▸ WRITTEN EXERCISE
Copy out the entries exactly, from the first line to the last.

▸ DATA PROVIDED
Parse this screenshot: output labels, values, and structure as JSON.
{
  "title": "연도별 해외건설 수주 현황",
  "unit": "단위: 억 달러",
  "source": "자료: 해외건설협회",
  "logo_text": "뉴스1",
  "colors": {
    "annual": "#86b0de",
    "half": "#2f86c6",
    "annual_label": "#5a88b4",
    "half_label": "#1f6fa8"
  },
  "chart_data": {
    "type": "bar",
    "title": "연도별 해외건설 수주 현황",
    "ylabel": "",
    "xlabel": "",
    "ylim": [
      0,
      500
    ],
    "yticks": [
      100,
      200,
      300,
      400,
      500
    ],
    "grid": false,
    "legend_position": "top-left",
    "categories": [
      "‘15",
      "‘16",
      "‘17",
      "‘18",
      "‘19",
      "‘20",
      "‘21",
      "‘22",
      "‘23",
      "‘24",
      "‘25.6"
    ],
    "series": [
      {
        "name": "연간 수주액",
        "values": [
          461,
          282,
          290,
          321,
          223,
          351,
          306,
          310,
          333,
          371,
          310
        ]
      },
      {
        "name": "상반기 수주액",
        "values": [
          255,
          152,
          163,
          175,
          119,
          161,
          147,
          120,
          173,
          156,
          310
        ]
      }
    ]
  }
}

▸ THE SOLUTION
Parse this screenshot: output labels, values, and structure as JSON.
{
  "title": "연도별 해외건설 수주 현황",
  "unit": "단위: 억 달러",
  "source": "자료: 해외건설협회",
  "logo_text": "뉴스1",
  "colors": {
    "annual": "#86b0de",
    "half": "#2f86c6",
    "annual_label": "#5a88b4",
    "half_label": "#1f6fa8"
  },
  "chart_data": {
    "type": "bar",
    "title": "연도별 해외건설 수주 현황",
    "ylabel": "",
    "xlabel": "",
    "ylim": [
      0,
      500
    ],
    "yticks": [
      100,
      200,
      300,
      400,
      500
    ],
    "grid": false,
    "legend_position": "top-left",
    "categories": [
      "‘15",
      "‘16",
      "‘17",
      "‘18",
      "‘19",
      "‘20",
      "‘21",
      "‘22",
      "‘23",
      "‘24",
      "‘25.6"
    ],
    "series": [
      {
        "name": "연간 수주액",
        "values": [
          461,
          282,
          290,
          321,
          223,
          351,
          306,
          310,
          333,
          371,
          310
        ]
      },
      {
        "name": "상반기 수주액",
        "values": [
          255,
          152,
          163,
          175,
          119,
          161,
          147,
          120,
          173,
          156,
          310
        ]
      }
    ]
  }
}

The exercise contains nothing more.